### PROVIDED MATERIAL:
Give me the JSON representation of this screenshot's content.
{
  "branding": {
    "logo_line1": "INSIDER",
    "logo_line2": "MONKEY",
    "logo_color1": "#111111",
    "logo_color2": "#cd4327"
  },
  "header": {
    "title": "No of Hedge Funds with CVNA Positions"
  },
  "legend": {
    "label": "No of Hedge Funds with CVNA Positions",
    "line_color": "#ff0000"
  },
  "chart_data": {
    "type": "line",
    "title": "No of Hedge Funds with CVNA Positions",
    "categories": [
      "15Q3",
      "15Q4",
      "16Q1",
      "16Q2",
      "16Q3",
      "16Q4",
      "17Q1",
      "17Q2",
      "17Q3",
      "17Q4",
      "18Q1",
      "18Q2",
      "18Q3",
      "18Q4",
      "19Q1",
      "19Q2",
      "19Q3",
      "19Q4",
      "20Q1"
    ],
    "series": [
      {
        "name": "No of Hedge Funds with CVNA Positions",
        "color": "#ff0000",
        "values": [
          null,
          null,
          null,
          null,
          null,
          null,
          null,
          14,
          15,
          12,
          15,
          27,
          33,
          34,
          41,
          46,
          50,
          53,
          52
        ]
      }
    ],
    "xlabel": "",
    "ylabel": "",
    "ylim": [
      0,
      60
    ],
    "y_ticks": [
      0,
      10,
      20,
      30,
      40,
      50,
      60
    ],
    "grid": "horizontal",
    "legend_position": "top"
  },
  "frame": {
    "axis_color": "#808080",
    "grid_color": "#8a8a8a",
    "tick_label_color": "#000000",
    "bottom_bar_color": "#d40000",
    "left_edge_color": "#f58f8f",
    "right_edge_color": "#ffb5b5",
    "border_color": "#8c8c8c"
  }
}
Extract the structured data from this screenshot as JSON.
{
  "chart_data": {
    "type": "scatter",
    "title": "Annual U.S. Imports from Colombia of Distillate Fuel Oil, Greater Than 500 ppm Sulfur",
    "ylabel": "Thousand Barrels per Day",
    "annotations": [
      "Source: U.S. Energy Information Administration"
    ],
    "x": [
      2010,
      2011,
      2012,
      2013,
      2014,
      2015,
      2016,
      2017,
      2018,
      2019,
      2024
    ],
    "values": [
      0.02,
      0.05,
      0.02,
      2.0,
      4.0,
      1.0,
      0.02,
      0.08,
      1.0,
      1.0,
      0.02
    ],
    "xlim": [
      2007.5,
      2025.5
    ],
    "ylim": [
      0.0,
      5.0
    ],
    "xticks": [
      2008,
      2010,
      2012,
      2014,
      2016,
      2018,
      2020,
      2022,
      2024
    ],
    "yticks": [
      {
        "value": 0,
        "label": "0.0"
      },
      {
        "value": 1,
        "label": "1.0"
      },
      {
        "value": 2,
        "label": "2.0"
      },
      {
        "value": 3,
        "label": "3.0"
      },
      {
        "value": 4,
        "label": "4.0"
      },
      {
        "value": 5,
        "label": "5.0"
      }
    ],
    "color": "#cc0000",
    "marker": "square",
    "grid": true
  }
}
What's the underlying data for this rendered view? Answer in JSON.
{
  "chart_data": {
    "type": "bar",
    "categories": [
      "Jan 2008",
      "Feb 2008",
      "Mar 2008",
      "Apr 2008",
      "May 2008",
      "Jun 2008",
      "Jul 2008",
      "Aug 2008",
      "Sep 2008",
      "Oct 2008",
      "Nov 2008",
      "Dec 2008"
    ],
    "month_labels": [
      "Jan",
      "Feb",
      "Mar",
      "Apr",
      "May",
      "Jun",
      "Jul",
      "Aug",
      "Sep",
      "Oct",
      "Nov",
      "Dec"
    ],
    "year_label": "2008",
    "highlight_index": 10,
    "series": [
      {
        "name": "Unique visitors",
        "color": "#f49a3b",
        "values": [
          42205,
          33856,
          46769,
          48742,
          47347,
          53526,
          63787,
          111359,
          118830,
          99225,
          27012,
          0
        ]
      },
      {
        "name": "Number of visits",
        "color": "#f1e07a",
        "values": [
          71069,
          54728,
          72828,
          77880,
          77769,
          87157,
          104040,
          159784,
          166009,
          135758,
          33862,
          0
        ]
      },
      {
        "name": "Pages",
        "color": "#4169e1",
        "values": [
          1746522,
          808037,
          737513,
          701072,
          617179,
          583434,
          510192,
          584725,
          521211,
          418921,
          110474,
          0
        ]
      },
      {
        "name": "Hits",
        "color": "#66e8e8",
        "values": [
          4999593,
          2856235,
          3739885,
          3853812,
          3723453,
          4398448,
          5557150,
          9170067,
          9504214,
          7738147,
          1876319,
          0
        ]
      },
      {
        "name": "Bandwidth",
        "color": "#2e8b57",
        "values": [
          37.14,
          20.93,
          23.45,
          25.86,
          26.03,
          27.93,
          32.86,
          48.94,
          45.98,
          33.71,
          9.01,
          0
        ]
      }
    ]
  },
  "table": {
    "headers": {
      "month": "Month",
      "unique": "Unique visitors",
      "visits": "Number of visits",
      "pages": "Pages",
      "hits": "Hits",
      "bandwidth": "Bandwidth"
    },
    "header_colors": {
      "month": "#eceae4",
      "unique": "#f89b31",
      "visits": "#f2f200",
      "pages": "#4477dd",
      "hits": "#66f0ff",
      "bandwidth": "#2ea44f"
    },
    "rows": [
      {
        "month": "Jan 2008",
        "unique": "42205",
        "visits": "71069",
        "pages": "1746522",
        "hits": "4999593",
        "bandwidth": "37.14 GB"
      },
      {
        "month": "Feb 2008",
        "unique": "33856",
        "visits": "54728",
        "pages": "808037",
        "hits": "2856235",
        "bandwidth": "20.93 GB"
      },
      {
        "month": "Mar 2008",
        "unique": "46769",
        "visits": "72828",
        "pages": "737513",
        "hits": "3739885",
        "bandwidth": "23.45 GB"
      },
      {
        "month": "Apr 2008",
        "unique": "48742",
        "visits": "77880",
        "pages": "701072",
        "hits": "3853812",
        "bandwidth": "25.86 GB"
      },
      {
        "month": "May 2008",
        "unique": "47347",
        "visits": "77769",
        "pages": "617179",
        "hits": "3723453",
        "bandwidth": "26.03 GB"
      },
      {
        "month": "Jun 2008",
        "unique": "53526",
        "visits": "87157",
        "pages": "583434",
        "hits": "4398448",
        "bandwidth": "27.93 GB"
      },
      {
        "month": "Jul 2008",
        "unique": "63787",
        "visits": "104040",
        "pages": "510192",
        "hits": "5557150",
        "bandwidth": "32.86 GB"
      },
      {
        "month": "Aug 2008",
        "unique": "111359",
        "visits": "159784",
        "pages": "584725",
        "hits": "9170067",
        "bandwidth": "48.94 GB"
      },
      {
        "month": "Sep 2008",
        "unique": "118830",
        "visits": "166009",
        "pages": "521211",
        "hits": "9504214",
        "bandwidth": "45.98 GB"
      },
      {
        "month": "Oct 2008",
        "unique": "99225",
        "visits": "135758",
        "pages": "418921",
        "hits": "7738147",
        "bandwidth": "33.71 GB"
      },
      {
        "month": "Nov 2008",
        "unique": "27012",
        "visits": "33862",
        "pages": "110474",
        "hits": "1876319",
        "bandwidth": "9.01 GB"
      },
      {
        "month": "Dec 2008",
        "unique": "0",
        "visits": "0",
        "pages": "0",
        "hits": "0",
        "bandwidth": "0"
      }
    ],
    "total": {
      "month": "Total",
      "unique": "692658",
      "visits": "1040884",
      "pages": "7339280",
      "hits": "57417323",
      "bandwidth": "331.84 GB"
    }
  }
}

### PROBLEM TO SOLVE:
Transcribe all the entries, keeping each one exactly as it is.

### CORRECT RESULT:
Give me the JSON representation of this screenshot's content.
{
  "branding": {
    "logo_line1": "INSIDER",
    "logo_line2": "MONKEY",
    "logo_color1": "#111111",
    "logo_color2": "#cd4327"
  },
  "header": {
    "title": "No of Hedge Funds with CVNA Positions"
  },
  "legend": {
    "label": "No of Hedge Funds with CVNA Positions",
    "line_color": "#ff0000"
  },
  "chart_data": {
    "type": "line",
    "title": "No of Hedge Funds with CVNA Positions",
    "categories": [
      "15Q3",
      "15Q4",
      "16Q1",
      "16Q2",
      "16Q3",
      "16Q4",
      "17Q1",
      "17Q2",
      "17Q3",
      "17Q4",
      "18Q1",
      "18Q2",
      "18Q3",
      "18Q4",
      "19Q1",
      "19Q2",
      "19Q3",
      "19Q4",
      "20Q1"
    ],
    "series": [
      {
        "name": "No of Hedge Funds with CVNA Positions",
        "color": "#ff0000",
        "values": [
          null,
          null,
          null,
          null,
          null,
          null,
          null,
          14,
          15,
          12,
          15,
          27,
          33,
          34,
          41,
          46,
          50,
          53,
          52
        ]
      }
    ],
    "xlabel": "",
    "ylabel": "",
    "ylim": [
      0,
      60
    ],
    "y_ticks": [
      0,
      10,
      20,
      30,
      40,
      50,
      60
    ],
    "grid": "horizontal",
    "legend_position": "top"
  },
  "frame": {
    "axis_color": "#808080",
    "grid_color": "#8a8a8a",
    "tick_label_color": "#000000",
    "bottom_bar_color": "#d40000",
    "left_edge_color": "#f58f8f",
    "right_edge_color": "#ffb5b5",
    "border_color": "#8c8c8c"
  }
}
Extract the structured data from this screenshot as JSON.
{
  "chart_data": {
    "type": "scatter",
    "title": "Annual U.S. Imports from Colombia of Distillate Fuel Oil, Greater Than 500 ppm Sulfur",
    "ylabel": "Thousand Barrels per Day",
    "annotations": [
      "Source: U.S. Energy Information Administration"
    ],
    "x": [
      2010,
      2011,
      2012,
      2013,
      2014,
      2015,
      2016,
      2017,
      2018,
      2019,
      2024
    ],
    "values": [
      0.02,
      0.05,
      0.02,
      2.0,
      4.0,
      1.0,
      0.02,
      0.08,
      1.0,
      1.0,
      0.02
    ],
    "xlim": [
      2007.5,
      2025.5
    ],
    "ylim": [
      0.0,
      5.0
    ],
    "xticks": [
      2008,
      2010,
      2012,
      2014,
      2016,
      2018,
      2020,
      2022,
      2024
    ],
    "yticks": [
      {
        "value": 0,
        "label": "0.0"
      },
      {
        "value": 1,
        "label": "1.0"
      },
      {
        "value": 2,
        "label": "2.0"
      },
      {
        "value": 3,
        "label": "3.0"
      },
      {
        "value": 4,
        "label": "4.0"
      },
      {
        "value": 5,
        "label": "5.0"
      }
    ],
    "color": "#cc0000",
    "marker": "square",
    "grid": true
  }
}
What's the underlying data for this rendered view? Answer in JSON.
{
  "chart_data": {
    "type": "bar",
    "categories": [
      "Jan 2008",
      "Feb 2008",
      "Mar 2008",
      "Apr 2008",
      "May 2008",
      "Jun 2008",
      "Jul 2008",
      "Aug 2008",
      "Sep 2008",
      "Oct 2008",
      "Nov 2008",
      "Dec 2008"
    ],
    "month_labels": [
      "Jan",
      "Feb",
      "Mar",
      "Apr",
      "May",
      "Jun",
      "Jul",
      "Aug",
      "Sep",
      "Oct",
      "Nov",
      "Dec"
    ],
    "year_label": "2008",
    "highlight_index": 10,
    "series": [
      {
        "name": "Unique visitors",
        "color": "#f49a3b",
        "values": [
          42205,
          33856,
          46769,
          48742,
          47347,
          53526,
          63787,
          111359,
          118830,
          99225,
          27012,
          0
        ]
      },
      {
        "name": "Number of visits",
        "color": "#f1e07a",
        "values": [
          71069,
          54728,
          72828,
          77880,
          77769,
          87157,
          104040,
          159784,
          166009,
          135758,
          33862,
          0
        ]
      },
      {
        "name": "Pages",
        "color": "#4169e1",
        "values": [
          1746522,
          808037,
          737513,
          701072,
          617179,
          583434,
          510192,
          584725,
          521211,
          418921,
          110474,
          0
        ]
      },
      {
        "name": "Hits",
        "color": "#66e8e8",
        "values": [
          4999593,
          2856235,
          3739885,
          3853812,
          3723453,
          4398448,
          5557150,
          9170067,
          9504214,
          7738147,
          1876319,
          0
        ]
      },
      {
        "name": "Bandwidth",
        "color": "#2e8b57",
        "values": [
          37.14,
          20.93,
          23.45,
          25.86,
          26.03,
          27.93,
          32.86,
          48.94,
          45.98,
          33.71,
          9.01,
          0
        ]
      }
    ]
  },
  "table": {
    "headers": {
      "month": "Month",
      "unique": "Unique visitors",
      "visits": "Number of visits",
      "pages": "Pages",
      "hits": "Hits",
      "bandwidth": "Bandwidth"
    },
    "header_colors": {
      "month": "#eceae4",
      "unique": "#f89b31",
      "visits": "#f2f200",
      "pages": "#4477dd",
      "hits": "#66f0ff",
      "bandwidth": "#2ea44f"
    },
    "rows": [
      {
        "month": "Jan 2008",
        "unique": "42205",
        "visits": "71069",
        "pages": "1746522",
        "hits": "4999593",
        "bandwidth": "37.14 GB"
      },
      {
        "month": "Feb 2008",
        "unique": "33856",
        "visits": "54728",
        "pages": "808037",
        "hits": "2856235",
        "bandwidth": "20.93 GB"
      },
      {
        "month": "Mar 2008",
        "unique": "46769",
        "visits": "72828",
        "pages": "737513",
        "hits": "3739885",
        "bandwidth": "23.45 GB"
      },
      {
        "month": "Apr 2008",
        "unique": "48742",
        "visits": "77880",
        "pages": "701072",
        "hits": "3853812",
        "bandwidth": "25.86 GB"
      },
      {
        "month": "May 2008",
        "unique": "47347",
        "visits": "77769",
        "pages": "617179",
        "hits": "3723453",
        "bandwidth": "26.03 GB"
      },
      {
        "month": "Jun 2008",
        "unique": "53526",
        "visits": "87157",
        "pages": "583434",
        "hits": "4398448",
        "bandwidth": "27.93 GB"
      },
      {
        "month": "Jul 2008",
        "unique": "63787",
        "visits": "104040",
        "pages": "510192",
        "hits": "5557150",
        "bandwidth": "32.86 GB"
      },
      {
        "month": "Aug 2008",
        "unique": "111359",
        "visits": "159784",
        "pages": "584725",
        "hits": "9170067",
        "bandwidth": "48.94 GB"
      },
      {
        "month": "Sep 2008",
        "unique": "118830",
        "visits": "166009",
        "pages": "521211",
        "hits": "9504214",
        "bandwidth": "45.98 GB"
      },
      {
        "month": "Oct 2008",
        "unique": "99225",
        "visits": "135758",
        "pages": "418921",
        "hits": "7738147",
        "bandwidth": "33.71 GB"
      },
      {
        "month": "Nov 2008",
        "unique": "27012",
        "visits": "33862",
        "pages": "110474",
        "hits": "1876319",
        "bandwidth": "9.01 GB"
      },
      {
        "month": "Dec 2008",
        "unique": "0",
        "visits": "0",
        "pages": "0",
        "hits": "0",
        "bandwidth": "0"
      }
    ],
    "total": {
      "month": "Total",
      "unique": "692658",
      "visits": "1040884",
      "pages": "7339280",
      "hits": "57417323",
      "bandwidth": "331.84 GB"
    }
  }
}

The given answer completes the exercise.